──────── SUPPLIED MATERIAL ────────

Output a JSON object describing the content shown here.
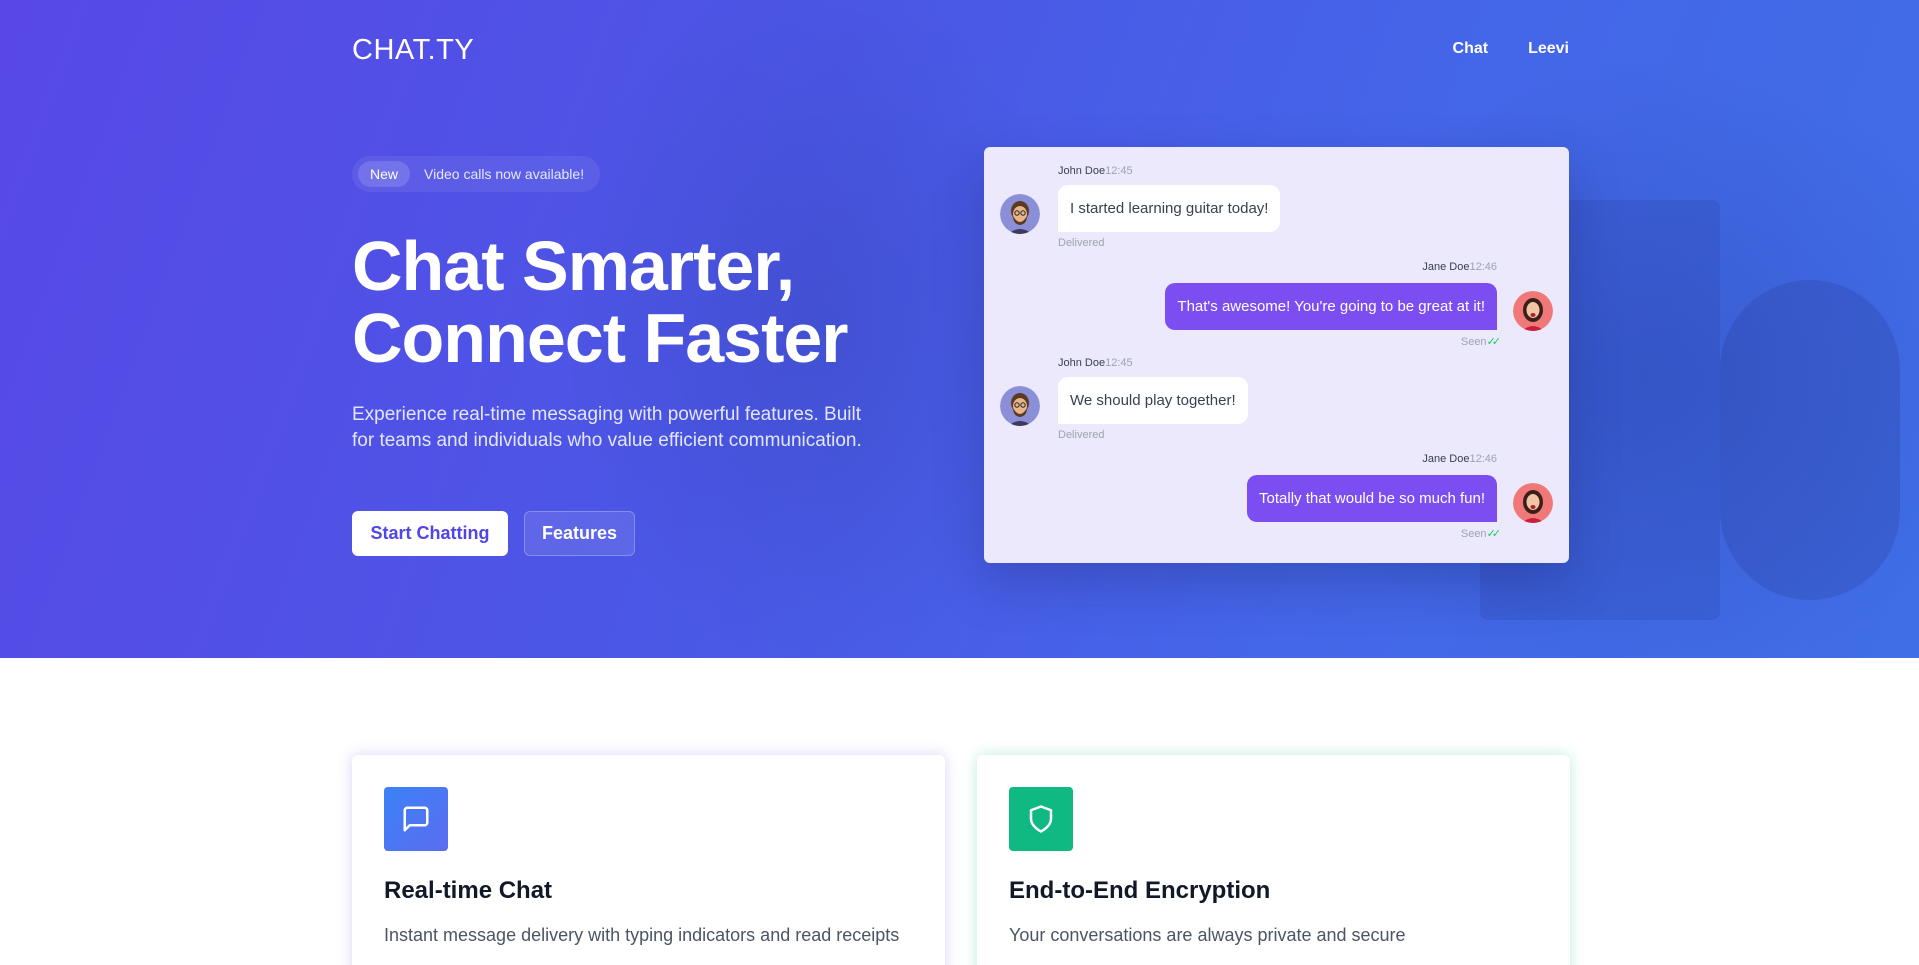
{
  "header": {
    "brand": "CHAT.TY",
    "nav": [
      "Chat",
      "Leevi"
    ]
  },
  "hero": {
    "badge_tag": "New",
    "badge_text": "Video calls now available!",
    "headline_line1": "Chat Smarter,",
    "headline_line2": "Connect Faster",
    "subtext": "Experience real-time messaging with powerful features. Built for teams and individuals who value efficient communication.",
    "primary_button": "Start Chatting",
    "secondary_button": "Features"
  },
  "chat": {
    "messages": [
      {
        "sender": "John Doe",
        "time": "12:45",
        "text": "I started learning guitar today!",
        "status": "Delivered",
        "direction": "in"
      },
      {
        "sender": "Jane Doe",
        "time": "12:46",
        "text": "That's awesome! You're going to be great at it!",
        "status": "Seen",
        "direction": "out"
      },
      {
        "sender": "John Doe",
        "time": "12:45",
        "text": "We should play together!",
        "status": "Delivered",
        "direction": "in"
      },
      {
        "sender": "Jane Doe",
        "time": "12:46",
        "text": "Totally that would be so much fun!",
        "status": "Seen",
        "direction": "out"
      }
    ]
  },
  "features": [
    {
      "icon": "chat-bubble-icon",
      "title": "Real-time Chat",
      "description": "Instant message delivery with typing indicators and read receipts",
      "accent": "#4f6ef0"
    },
    {
      "icon": "shield-icon",
      "title": "End-to-End Encryption",
      "description": "Your conversations are always private and secure",
      "accent": "#10b981"
    }
  ],
  "colors": {
    "hero_gradient_start": "#5848e6",
    "hero_gradient_end": "#3f6ee6",
    "outgoing_bubble": "#7c4ef2",
    "seen_check": "#22c55e"
  }
}
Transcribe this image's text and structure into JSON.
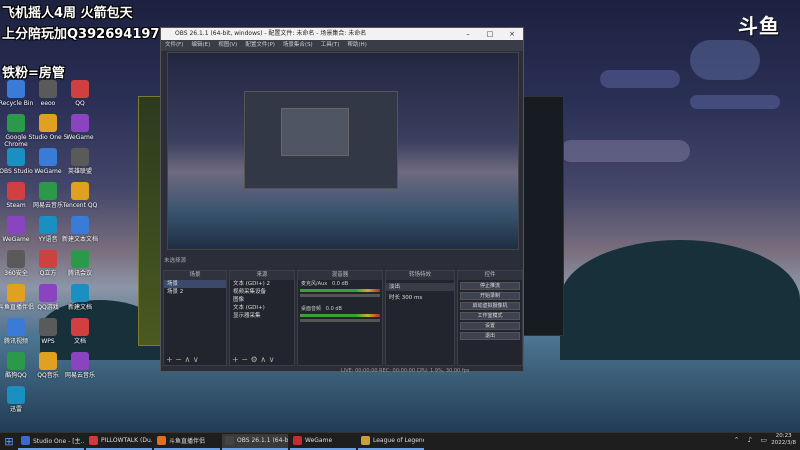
{
  "stream_overlay": {
    "line1": "飞机摇人4周  火箭包天",
    "line2": "上分陪玩加Q392694197",
    "line3": "铁粉=房管"
  },
  "watermark": "斗鱼",
  "obs": {
    "title": "OBS 26.1.1 (64-bit, windows) - 配置文件: 未命名 - 场景集合: 未命名",
    "menu": [
      "文件(F)",
      "编辑(E)",
      "视图(V)",
      "配置文件(P)",
      "场景集合(S)",
      "工具(T)",
      "帮助(H)"
    ],
    "scene_label": "未选择源",
    "panels": {
      "scenes": {
        "header": "场景",
        "items": [
          "场景",
          "场景 2"
        ]
      },
      "sources": {
        "header": "来源",
        "items": [
          "文本 (GDI+) 2",
          "视频采集设备",
          "图像",
          "文本 (GDI+)",
          "显示器采集"
        ]
      },
      "mixer": {
        "header": "混音器",
        "tracks": [
          "麦克风/Aux",
          "桌面音频"
        ],
        "levels": [
          "0.0 dB",
          "0.0 dB"
        ]
      },
      "transitions": {
        "header": "转场特效",
        "type": "淡出",
        "duration_label": "时长",
        "duration": "300 ms"
      },
      "controls": {
        "header": "控件",
        "buttons": [
          "停止推流",
          "开始录制",
          "启动虚拟摄像机",
          "工作室模式",
          "设置",
          "退出"
        ]
      }
    },
    "status": "LIVE: 00:00:00   REC: 00:00:00   CPU: 1.9%, 30.00 fps"
  },
  "desktop_icons": [
    {
      "label": "Recycle Bin"
    },
    {
      "label": "eeoo"
    },
    {
      "label": "QQ"
    },
    {
      "label": "Google Chrome"
    },
    {
      "label": "Studio One 5"
    },
    {
      "label": "WeGame"
    },
    {
      "label": "OBS Studio"
    },
    {
      "label": "WeGame"
    },
    {
      "label": "英雄联盟"
    },
    {
      "label": "Steam"
    },
    {
      "label": "网易云音乐"
    },
    {
      "label": "Tencent QQ"
    },
    {
      "label": "WeGame"
    },
    {
      "label": "YY语音"
    },
    {
      "label": "新建文本文档"
    },
    {
      "label": "360安全"
    },
    {
      "label": "Q立方"
    },
    {
      "label": "腾讯会议"
    },
    {
      "label": "斗鱼直播伴侣"
    },
    {
      "label": "QQ游戏"
    },
    {
      "label": "新建文档"
    },
    {
      "label": "腾讯视频"
    },
    {
      "label": "WPS"
    },
    {
      "label": "文档"
    },
    {
      "label": "酷狗QQ"
    },
    {
      "label": "QQ音乐"
    },
    {
      "label": "网易云音乐"
    },
    {
      "label": "迅雷"
    }
  ],
  "taskbar": {
    "items": [
      {
        "label": "Studio One - [主...",
        "color": "#3a6ad0"
      },
      {
        "label": "PILLOWTALK (Du...",
        "color": "#d03a3a"
      },
      {
        "label": "斗鱼直播伴侣",
        "color": "#e07020"
      },
      {
        "label": "OBS 26.1.1 (64-bit...",
        "color": "#444"
      },
      {
        "label": "WeGame",
        "color": "#c03030"
      },
      {
        "label": "League of Legends",
        "color": "#c8a040"
      }
    ],
    "time": "20:23",
    "date": "2022/3/8"
  }
}
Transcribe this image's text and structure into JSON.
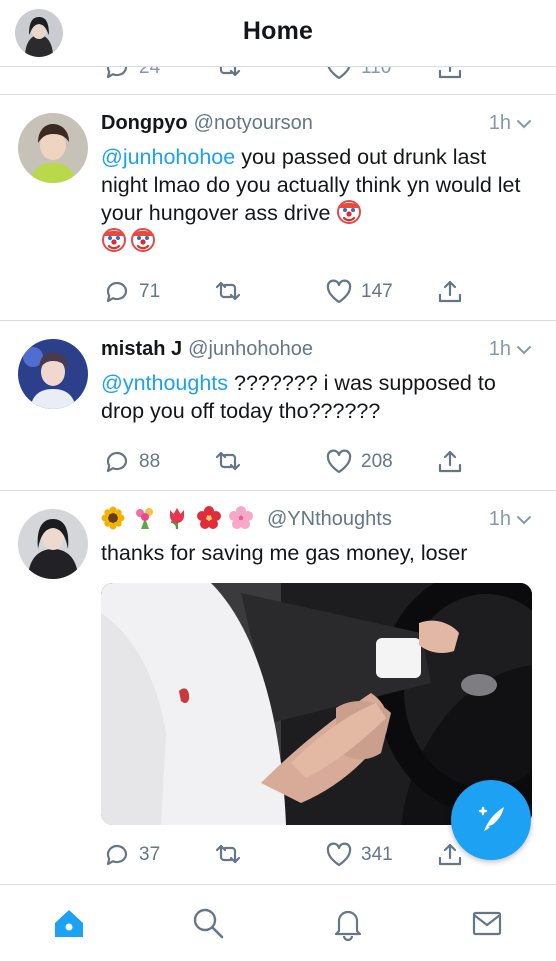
{
  "header": {
    "title": "Home",
    "avatar_icon": "profile-avatar"
  },
  "previous_tweet": {
    "reply_count": "24",
    "like_count": "110"
  },
  "tweets": [
    {
      "name": "Dongpyo",
      "handle": "@notyourson",
      "time": "1h",
      "mention": "@junhohohoe",
      "text": " you passed out drunk last night lmao do you actually think yn would let your hungover ass drive ",
      "emoji": [
        "clown-face",
        "clown-face",
        "clown-face"
      ],
      "replies": "71",
      "likes": "147"
    },
    {
      "name": "mistah J",
      "handle": "@junhohohoe",
      "time": "1h",
      "mention": "@ynthoughts",
      "text": " ??????? i was supposed to drop you off today tho??????",
      "replies": "88",
      "likes": "208"
    },
    {
      "name_emoji": [
        "sunflower",
        "bouquet",
        "tulip",
        "hibiscus",
        "cherry-blossom"
      ],
      "handle": "@YNthoughts",
      "time": "1h",
      "text": "thanks for saving me gas money, loser",
      "media": "car-interior-holding-hands-photo",
      "replies": "37",
      "likes": "341"
    }
  ],
  "tabbar": {
    "items": [
      "home-icon",
      "search-icon",
      "notifications-icon",
      "messages-icon"
    ]
  },
  "colors": {
    "accent": "#1da1f2",
    "muted": "#657786",
    "border": "#d9dee3"
  }
}
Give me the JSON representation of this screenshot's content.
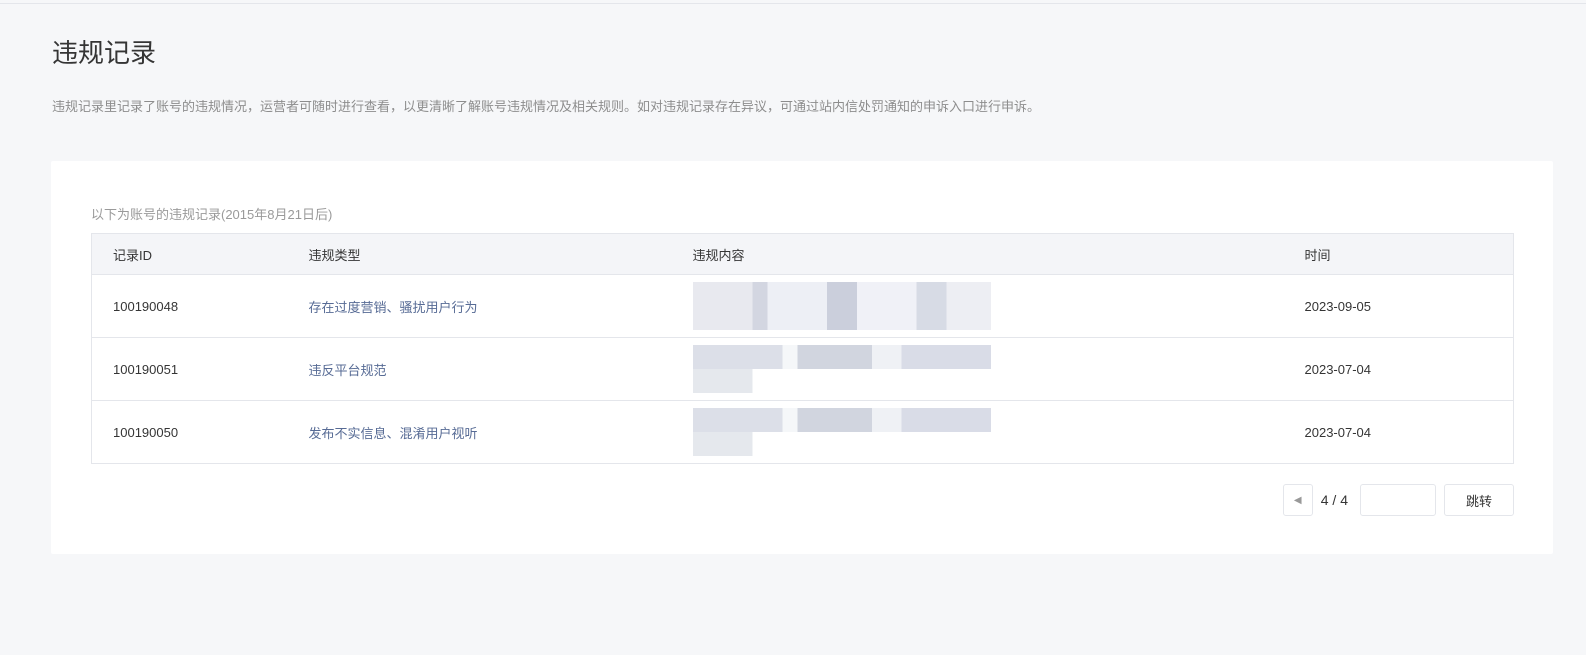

────────

◆ REQUIREMENT:
In the records above, locate every line with the string "JSON" and copy it.

◆ RESULT:
Output a JSON object describing the content shown here.
Transcribe this image's text and structure into JSON.
Transcribe this image's text and structure into JSON.
Give me the JSON representation of this screenshot's content.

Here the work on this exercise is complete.